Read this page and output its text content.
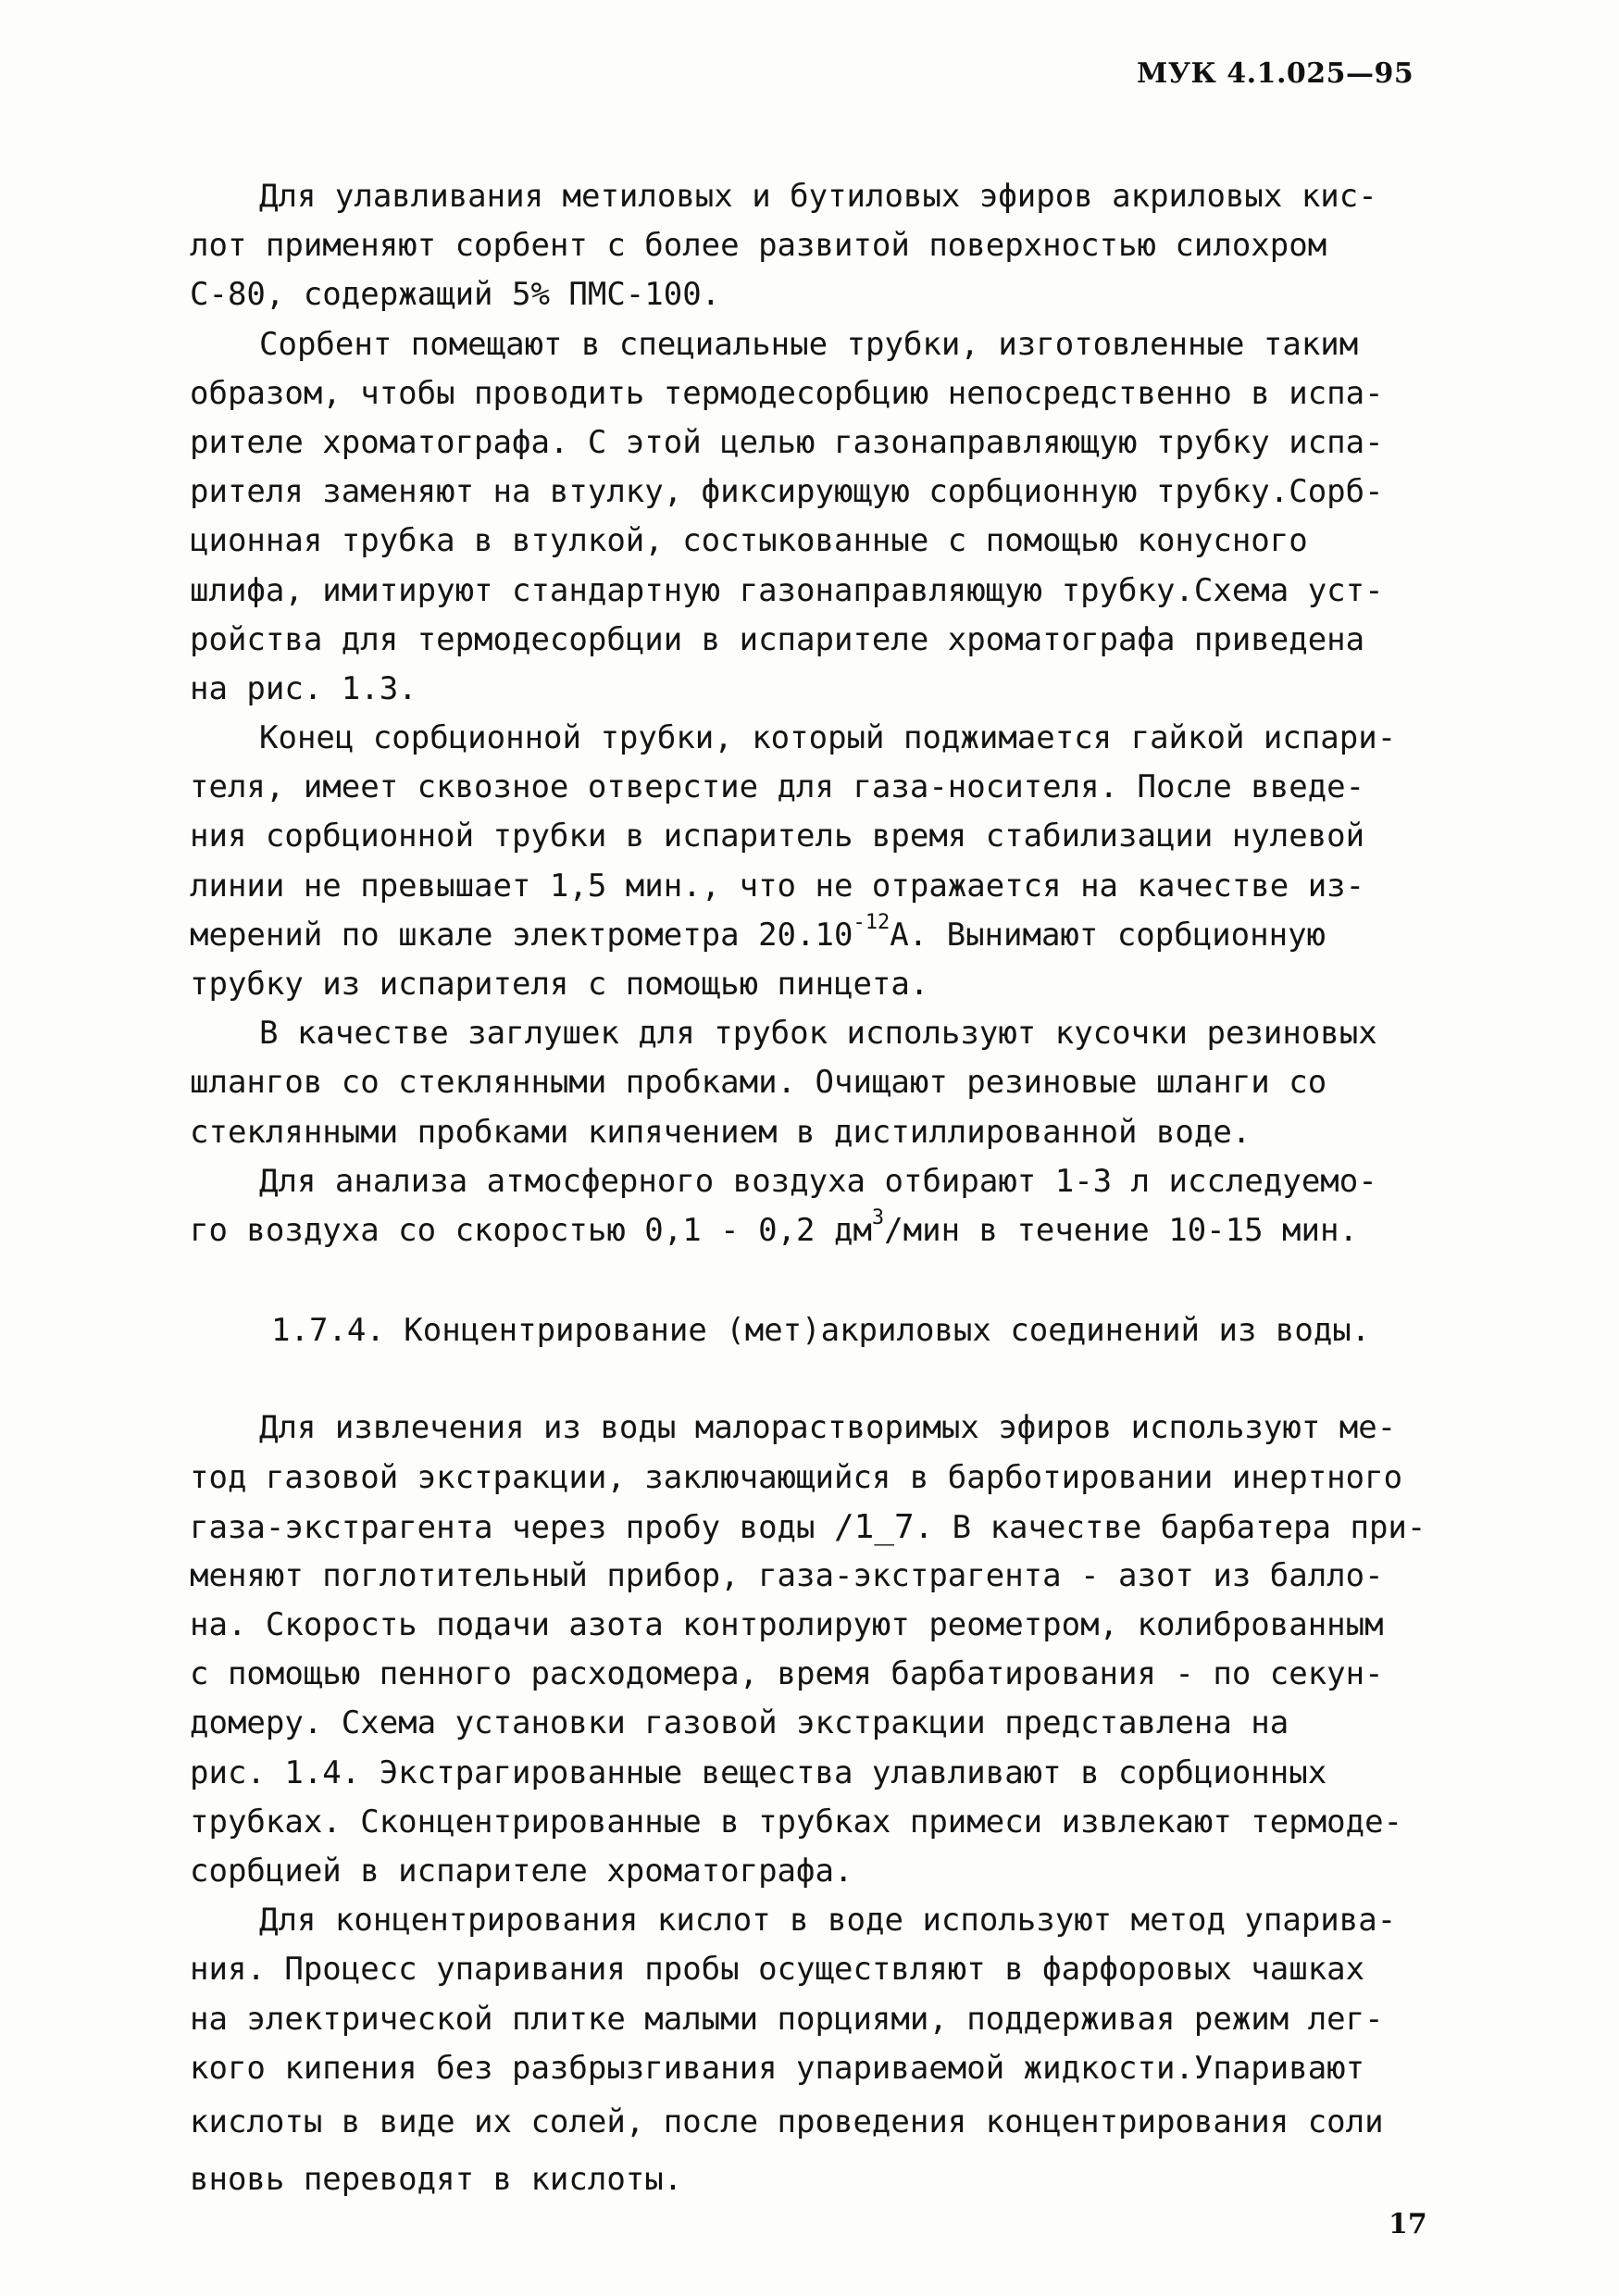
МУК 4.1.025—95
Для улавливания метиловых и бутиловых эфиров акриловых кис-
лот применяют сорбент с более развитой поверхностью силохром
С-80, содержащий 5% ПМС-100.
Сорбент помещают в специальные трубки, изготовленные таким
образом, чтобы проводить термодесорбцию непосредственно в испа-
рителе хроматографа. С этой целью газонаправляющую трубку испа-
рителя заменяют на втулку, фиксирующую сорбционную трубку.Сорб-
ционная трубка в втулкой, состыкованные с помощью конусного
шлифа, имитируют стандартную газонаправляющую трубку.Схема уст-
ройства для термодесорбции в испарителе хроматографа приведена
на рис. 1.3.
Конец сорбционной трубки, который поджимается гайкой испари-
теля, имеет сквозное отверстие для газа-носителя. После введе-
ния сорбционной трубки в испаритель время стабилизации нулевой
линии не превышает 1,5 мин., что не отражается на качестве из-
мерений по шкале электрометра $20.10^{-12}А$. Вынимают сорбционную
трубку из испарителя с помощью пинцета.
В качестве заглушек для трубок используют кусочки резиновых
шлангов со стеклянными пробками. Очищают резиновые шланги со
стеклянными пробками кипячением в дистиллированной воде.
Для анализа атмосферного воздуха отбирают 1-3 л исследуемо-
го воздуха со скоростью 0,1 - 0,2 $дм^3$/мин в течение 10-15 мин.
1.7.4. Концентрирование (мет)акриловых соединений из воды.
Для извлечения из воды малорастворимых эфиров используют ме-
тод газовой экстракции, заключающийся в барботировании инертного
газа-экстрагента через пробу воды /1_7. В качестве барбатера при-
меняют поглотительный прибор, газа-экстрагента - азот из балло-
на. Скорость подачи азота контролируют реометром, колиброванным
с помощью пенного расходомера, время барбатирования - по секун-
домеру. Схема установки газовой экстракции представлена на
рис. 1.4. Экстрагированные вещества улавливают в сорбционных
трубках. Сконцентрированные в трубках примеси извлекают термоде-
сорбцией в испарителе хроматографа.
Для концентрирования кислот в воде используют метод упарива-
ния. Процесс упаривания пробы осуществляют в фарфоровых чашках
на электрической плитке малыми порциями, поддерживая режим лег-
кого кипения без разбрызгивания упариваемой жидкости.Упаривают
кислоты в виде их солей, после проведения концентрирования соли
вновь переводят в кислоты.
17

════

Take the listing above and print it exactly, apart from the pictures.

— Solution to this problem —
Read this page and output its text content.
МУК 4.1.025—95
Для улавливания метиловых и бутиловых эфиров акриловых кис-
лот применяют сорбент с более развитой поверхностью силохром
С-80, содержащий 5% ПМС-100.
Сорбент помещают в специальные трубки, изготовленные таким
образом, чтобы проводить термодесорбцию непосредственно в испа-
рителе хроматографа. С этой целью газонаправляющую трубку испа-
рителя заменяют на втулку, фиксирующую сорбционную трубку.Сорб-
ционная трубка в втулкой, состыкованные с помощью конусного
шлифа, имитируют стандартную газонаправляющую трубку.Схема уст-
ройства для термодесорбции в испарителе хроматографа приведена
на рис. 1.3.
Конец сорбционной трубки, который поджимается гайкой испари-
теля, имеет сквозное отверстие для газа-носителя. После введе-
ния сорбционной трубки в испаритель время стабилизации нулевой
линии не превышает 1,5 мин., что не отражается на качестве из-
мерений по шкале электрометра $20.10^{-12}А$. Вынимают сорбционную
трубку из испарителя с помощью пинцета.
В качестве заглушек для трубок используют кусочки резиновых
шлангов со стеклянными пробками. Очищают резиновые шланги со
стеклянными пробками кипячением в дистиллированной воде.
Для анализа атмосферного воздуха отбирают 1-3 л исследуемо-
го воздуха со скоростью 0,1 - 0,2 $дм^3$/мин в течение 10-15 мин.
1.7.4. Концентрирование (мет)акриловых соединений из воды.
Для извлечения из воды малорастворимых эфиров используют ме-
тод газовой экстракции, заключающийся в барботировании инертного
газа-экстрагента через пробу воды /1_7. В качестве барбатера при-
меняют поглотительный прибор, газа-экстрагента - азот из балло-
на. Скорость подачи азота контролируют реометром, колиброванным
с помощью пенного расходомера, время барбатирования - по секун-
домеру. Схема установки газовой экстракции представлена на
рис. 1.4. Экстрагированные вещества улавливают в сорбционных
трубках. Сконцентрированные в трубках примеси извлекают термоде-
сорбцией в испарителе хроматографа.
Для концентрирования кислот в воде используют метод упарива-
ния. Процесс упаривания пробы осуществляют в фарфоровых чашках
на электрической плитке малыми порциями, поддерживая режим лег-
кого кипения без разбрызгивания упариваемой жидкости.Упаривают
кислоты в виде их солей, после проведения концентрирования соли
вновь переводят в кислоты.
17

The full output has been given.